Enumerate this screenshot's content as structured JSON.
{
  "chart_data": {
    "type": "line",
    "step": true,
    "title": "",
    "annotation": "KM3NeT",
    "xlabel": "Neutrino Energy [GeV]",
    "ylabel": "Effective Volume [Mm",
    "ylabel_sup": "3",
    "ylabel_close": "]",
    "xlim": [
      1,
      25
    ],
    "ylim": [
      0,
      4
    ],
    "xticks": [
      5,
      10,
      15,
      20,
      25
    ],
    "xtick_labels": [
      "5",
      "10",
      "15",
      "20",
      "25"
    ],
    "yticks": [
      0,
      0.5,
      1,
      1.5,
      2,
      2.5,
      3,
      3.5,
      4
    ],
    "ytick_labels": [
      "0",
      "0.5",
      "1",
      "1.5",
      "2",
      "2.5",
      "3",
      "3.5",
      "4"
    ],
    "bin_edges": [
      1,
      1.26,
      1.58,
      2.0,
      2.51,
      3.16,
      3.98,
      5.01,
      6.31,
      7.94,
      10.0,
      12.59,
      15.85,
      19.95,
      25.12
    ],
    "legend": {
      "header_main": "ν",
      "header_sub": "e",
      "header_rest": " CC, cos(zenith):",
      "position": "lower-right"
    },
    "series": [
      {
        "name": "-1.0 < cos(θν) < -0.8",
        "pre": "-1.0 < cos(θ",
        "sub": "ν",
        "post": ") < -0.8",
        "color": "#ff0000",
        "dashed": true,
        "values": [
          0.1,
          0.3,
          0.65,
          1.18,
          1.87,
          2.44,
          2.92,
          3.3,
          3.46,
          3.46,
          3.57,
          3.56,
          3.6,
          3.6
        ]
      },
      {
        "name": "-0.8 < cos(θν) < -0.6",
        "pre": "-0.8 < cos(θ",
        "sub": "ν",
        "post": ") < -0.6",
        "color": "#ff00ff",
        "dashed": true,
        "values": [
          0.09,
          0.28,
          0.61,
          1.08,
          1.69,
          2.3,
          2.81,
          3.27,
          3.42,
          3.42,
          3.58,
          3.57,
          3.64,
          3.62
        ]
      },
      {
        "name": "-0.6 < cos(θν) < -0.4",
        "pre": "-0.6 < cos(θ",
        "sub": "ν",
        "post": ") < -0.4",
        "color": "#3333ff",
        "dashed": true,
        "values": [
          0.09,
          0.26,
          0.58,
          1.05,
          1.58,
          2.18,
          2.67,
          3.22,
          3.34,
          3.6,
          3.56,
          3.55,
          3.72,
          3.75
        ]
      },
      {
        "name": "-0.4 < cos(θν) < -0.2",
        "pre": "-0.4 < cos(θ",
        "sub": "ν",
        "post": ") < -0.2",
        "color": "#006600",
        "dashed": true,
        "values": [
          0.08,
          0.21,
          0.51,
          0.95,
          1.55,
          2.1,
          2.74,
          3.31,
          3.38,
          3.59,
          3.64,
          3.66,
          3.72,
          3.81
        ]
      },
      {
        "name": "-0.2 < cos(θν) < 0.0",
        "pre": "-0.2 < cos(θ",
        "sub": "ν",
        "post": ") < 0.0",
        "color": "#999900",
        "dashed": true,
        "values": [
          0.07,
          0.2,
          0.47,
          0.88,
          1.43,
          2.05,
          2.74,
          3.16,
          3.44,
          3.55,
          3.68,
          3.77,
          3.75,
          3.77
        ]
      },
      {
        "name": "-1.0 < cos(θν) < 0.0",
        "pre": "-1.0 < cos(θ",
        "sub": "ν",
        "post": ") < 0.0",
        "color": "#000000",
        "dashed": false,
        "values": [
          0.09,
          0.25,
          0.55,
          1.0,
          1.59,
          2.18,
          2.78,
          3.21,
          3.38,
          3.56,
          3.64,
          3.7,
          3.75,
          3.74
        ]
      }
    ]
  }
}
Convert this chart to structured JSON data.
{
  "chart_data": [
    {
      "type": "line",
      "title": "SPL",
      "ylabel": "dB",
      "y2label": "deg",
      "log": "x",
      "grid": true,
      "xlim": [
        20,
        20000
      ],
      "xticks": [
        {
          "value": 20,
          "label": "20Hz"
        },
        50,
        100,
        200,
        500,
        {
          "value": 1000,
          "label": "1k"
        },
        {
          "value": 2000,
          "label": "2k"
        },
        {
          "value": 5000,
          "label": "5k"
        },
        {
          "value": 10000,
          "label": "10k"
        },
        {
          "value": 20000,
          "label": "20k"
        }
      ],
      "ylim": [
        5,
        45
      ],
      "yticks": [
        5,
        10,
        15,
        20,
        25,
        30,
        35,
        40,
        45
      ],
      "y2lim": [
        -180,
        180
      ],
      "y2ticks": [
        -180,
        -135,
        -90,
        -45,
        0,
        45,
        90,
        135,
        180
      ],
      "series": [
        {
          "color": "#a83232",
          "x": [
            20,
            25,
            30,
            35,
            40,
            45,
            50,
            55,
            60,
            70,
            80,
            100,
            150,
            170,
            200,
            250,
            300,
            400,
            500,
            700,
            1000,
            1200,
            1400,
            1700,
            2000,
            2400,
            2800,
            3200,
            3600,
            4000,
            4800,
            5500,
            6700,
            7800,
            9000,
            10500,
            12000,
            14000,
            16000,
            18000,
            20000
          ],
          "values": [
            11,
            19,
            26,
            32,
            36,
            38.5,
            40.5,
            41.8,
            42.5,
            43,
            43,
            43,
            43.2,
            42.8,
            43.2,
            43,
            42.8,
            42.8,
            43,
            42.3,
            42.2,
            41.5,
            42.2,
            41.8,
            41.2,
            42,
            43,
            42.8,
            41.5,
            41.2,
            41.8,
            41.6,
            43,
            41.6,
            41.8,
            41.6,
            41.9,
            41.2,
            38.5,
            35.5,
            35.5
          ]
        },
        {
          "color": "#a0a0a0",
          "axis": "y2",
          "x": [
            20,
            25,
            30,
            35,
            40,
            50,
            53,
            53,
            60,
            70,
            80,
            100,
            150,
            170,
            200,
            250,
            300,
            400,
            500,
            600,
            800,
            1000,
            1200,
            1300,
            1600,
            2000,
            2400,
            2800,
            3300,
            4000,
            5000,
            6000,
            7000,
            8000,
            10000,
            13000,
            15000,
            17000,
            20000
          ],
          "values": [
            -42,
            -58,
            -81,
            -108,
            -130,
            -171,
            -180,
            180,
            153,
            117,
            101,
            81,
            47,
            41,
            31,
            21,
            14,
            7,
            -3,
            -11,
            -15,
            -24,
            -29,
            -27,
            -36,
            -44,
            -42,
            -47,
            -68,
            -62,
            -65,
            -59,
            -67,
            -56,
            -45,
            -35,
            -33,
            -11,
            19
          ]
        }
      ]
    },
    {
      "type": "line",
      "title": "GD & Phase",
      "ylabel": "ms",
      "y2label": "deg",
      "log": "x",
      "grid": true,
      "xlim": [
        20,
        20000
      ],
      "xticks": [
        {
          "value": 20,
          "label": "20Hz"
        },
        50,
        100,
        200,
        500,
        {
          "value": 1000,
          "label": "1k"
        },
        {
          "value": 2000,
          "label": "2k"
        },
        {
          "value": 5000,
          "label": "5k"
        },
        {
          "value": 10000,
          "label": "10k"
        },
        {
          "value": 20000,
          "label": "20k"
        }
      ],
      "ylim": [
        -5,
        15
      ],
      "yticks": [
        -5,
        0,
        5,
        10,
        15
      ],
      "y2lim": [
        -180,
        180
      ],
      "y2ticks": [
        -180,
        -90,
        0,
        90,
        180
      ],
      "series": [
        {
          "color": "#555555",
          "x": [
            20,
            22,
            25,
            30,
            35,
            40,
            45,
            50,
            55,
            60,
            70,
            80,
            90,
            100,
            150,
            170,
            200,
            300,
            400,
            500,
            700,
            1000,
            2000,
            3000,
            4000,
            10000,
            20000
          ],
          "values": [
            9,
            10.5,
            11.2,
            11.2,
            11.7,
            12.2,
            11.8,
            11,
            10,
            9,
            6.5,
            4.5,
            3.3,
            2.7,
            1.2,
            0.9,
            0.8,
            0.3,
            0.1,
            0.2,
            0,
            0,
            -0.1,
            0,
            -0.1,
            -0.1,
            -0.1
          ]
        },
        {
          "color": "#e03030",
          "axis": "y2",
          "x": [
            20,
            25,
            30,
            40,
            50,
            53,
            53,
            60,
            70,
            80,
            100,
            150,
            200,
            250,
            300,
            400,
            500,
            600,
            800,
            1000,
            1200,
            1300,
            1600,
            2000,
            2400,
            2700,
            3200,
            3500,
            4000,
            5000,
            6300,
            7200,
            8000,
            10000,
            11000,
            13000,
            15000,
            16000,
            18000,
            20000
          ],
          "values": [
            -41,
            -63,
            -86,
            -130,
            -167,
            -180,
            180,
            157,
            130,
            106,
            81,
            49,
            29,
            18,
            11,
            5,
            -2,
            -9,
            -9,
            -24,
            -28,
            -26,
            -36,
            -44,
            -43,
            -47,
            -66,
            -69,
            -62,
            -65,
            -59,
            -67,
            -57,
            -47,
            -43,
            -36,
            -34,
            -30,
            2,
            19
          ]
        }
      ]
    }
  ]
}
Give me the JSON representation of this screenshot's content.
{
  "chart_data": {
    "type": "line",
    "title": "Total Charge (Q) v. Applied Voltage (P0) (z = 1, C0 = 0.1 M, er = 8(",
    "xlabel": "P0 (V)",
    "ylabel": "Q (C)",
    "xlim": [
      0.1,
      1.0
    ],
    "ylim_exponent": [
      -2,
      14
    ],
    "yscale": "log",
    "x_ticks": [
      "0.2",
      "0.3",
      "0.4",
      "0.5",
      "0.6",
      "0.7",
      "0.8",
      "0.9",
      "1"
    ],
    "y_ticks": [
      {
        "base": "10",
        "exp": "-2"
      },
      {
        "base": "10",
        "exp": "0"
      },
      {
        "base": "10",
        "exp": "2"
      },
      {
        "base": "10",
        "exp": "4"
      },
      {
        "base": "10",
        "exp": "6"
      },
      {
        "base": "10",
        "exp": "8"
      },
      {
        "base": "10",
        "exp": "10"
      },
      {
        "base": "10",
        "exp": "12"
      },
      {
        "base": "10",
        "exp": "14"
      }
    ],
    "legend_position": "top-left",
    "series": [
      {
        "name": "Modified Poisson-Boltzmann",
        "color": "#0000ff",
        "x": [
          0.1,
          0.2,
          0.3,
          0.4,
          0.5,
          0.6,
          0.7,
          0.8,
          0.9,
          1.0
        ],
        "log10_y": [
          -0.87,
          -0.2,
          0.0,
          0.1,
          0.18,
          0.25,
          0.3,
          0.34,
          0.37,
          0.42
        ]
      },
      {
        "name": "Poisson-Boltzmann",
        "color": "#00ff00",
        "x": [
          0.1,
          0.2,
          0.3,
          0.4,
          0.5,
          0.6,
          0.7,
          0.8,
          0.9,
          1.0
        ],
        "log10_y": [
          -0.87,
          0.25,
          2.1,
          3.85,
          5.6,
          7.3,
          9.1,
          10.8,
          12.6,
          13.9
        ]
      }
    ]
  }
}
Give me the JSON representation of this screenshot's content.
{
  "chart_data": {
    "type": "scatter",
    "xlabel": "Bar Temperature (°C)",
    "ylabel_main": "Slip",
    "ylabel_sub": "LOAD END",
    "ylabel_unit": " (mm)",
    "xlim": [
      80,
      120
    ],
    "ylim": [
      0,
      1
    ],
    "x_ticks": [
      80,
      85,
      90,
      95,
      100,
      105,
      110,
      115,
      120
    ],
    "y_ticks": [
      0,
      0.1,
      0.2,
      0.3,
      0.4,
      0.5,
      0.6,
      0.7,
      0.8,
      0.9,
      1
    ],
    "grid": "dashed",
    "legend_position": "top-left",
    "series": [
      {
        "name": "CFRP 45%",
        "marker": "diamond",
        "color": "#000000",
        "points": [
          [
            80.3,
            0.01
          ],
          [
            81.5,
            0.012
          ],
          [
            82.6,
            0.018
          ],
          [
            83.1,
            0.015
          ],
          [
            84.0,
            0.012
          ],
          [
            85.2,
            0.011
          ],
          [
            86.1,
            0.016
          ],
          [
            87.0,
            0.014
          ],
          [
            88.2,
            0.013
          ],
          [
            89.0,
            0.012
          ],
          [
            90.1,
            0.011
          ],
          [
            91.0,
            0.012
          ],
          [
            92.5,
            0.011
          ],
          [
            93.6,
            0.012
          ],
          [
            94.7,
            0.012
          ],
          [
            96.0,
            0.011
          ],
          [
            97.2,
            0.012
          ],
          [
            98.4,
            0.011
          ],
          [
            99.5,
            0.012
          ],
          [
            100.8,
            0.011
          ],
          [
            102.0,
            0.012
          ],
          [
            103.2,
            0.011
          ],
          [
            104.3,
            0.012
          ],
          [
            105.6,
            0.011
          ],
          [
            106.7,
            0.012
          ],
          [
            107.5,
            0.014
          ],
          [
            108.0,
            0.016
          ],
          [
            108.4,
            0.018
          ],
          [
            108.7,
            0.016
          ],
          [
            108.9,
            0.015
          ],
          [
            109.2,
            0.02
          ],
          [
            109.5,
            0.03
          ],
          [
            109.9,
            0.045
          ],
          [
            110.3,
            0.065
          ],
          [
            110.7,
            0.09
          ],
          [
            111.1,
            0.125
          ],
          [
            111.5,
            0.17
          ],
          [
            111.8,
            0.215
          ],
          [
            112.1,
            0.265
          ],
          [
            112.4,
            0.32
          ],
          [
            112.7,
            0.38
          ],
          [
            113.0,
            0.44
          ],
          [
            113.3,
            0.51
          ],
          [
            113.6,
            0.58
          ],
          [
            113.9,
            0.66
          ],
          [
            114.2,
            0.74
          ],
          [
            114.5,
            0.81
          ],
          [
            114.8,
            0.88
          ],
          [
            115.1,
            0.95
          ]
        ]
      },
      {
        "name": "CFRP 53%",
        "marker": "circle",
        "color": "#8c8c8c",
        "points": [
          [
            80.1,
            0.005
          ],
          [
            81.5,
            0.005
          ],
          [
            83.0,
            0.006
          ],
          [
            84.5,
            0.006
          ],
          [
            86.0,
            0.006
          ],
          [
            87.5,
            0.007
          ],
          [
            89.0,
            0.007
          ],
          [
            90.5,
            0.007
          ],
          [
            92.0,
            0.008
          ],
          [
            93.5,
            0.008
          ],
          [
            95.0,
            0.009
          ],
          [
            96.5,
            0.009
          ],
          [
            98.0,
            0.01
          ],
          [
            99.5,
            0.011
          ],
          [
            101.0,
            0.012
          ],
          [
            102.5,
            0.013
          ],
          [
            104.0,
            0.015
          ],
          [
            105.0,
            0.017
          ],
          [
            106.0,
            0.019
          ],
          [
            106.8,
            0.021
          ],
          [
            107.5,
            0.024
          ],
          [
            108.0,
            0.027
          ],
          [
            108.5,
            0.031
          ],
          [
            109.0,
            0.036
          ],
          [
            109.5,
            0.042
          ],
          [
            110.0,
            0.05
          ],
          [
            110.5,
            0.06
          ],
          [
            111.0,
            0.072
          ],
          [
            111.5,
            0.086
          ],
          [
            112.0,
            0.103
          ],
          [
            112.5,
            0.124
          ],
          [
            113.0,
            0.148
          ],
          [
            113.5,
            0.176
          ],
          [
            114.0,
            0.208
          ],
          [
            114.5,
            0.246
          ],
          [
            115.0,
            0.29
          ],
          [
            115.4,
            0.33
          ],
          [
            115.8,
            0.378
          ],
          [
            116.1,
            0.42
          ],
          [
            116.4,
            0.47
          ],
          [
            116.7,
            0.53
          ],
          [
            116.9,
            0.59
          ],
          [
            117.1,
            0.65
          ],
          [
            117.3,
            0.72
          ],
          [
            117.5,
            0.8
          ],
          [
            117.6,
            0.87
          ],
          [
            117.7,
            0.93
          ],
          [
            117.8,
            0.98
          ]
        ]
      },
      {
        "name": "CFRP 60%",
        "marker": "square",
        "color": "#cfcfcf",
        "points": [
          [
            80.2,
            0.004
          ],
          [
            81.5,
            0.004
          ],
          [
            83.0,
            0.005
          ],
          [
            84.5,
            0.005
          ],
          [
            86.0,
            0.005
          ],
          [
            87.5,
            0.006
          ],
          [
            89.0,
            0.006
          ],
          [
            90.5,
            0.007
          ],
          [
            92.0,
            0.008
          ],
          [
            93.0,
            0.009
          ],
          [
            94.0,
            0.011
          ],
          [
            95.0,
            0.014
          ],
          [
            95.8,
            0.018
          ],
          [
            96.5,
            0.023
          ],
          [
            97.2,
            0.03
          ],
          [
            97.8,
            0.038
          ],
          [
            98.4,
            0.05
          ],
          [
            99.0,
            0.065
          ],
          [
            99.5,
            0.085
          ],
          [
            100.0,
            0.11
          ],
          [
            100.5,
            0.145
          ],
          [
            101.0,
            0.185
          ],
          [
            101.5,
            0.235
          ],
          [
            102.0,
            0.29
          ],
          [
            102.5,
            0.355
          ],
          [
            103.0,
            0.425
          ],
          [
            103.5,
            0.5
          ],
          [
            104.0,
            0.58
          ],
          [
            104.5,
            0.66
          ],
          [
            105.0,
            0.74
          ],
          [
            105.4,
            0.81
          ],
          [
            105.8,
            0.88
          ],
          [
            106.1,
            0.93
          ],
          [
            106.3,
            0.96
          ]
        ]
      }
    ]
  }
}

■ ■ ■ ■ ■ ■ ■

### Problem details
Work out the number of lines above that include the string "title" and write only that number.

### Correct answer
4